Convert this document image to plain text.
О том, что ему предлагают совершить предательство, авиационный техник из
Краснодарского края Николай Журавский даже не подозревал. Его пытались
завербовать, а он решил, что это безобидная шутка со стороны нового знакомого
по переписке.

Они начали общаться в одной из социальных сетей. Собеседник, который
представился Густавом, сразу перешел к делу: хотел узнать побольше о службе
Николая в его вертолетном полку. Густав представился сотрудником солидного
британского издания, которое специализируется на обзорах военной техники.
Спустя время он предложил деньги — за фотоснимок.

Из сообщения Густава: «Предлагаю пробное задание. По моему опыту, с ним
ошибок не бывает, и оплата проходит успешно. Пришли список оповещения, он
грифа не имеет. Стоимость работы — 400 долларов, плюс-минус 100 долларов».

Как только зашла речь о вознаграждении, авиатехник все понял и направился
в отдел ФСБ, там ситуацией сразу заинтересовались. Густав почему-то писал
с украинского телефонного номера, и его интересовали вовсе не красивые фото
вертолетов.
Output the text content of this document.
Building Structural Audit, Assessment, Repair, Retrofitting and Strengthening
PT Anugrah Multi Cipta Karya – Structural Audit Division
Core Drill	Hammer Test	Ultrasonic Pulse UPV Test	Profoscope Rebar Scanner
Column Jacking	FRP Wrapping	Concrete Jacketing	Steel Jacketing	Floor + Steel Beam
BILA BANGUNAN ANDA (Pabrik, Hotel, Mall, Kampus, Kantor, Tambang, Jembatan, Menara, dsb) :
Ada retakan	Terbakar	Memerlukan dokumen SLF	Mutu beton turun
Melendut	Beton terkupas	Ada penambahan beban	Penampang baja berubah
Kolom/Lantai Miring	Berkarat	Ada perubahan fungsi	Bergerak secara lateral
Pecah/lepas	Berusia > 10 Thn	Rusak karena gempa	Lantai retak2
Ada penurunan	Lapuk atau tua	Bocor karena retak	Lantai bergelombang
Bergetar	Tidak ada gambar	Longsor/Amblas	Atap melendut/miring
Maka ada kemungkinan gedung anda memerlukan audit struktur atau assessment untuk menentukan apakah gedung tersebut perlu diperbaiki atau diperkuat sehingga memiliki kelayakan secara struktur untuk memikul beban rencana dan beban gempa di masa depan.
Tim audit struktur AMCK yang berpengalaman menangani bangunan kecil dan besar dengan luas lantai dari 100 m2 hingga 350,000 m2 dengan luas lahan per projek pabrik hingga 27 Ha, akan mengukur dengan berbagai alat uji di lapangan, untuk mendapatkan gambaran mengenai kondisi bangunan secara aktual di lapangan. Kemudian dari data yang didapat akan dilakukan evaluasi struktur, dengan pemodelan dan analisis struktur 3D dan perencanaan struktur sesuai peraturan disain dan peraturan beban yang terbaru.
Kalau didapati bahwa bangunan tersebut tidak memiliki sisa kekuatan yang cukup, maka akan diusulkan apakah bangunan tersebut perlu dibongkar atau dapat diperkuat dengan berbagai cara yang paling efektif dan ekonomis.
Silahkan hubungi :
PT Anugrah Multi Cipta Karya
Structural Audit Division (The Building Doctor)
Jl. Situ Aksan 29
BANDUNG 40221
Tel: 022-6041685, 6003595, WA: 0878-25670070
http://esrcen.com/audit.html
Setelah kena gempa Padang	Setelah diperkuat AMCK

**Requirements:**
From the entries above, copy out every line where the string "this" appears.

**Written response:**
Convert this document image to plain text.
Output the text content of this document.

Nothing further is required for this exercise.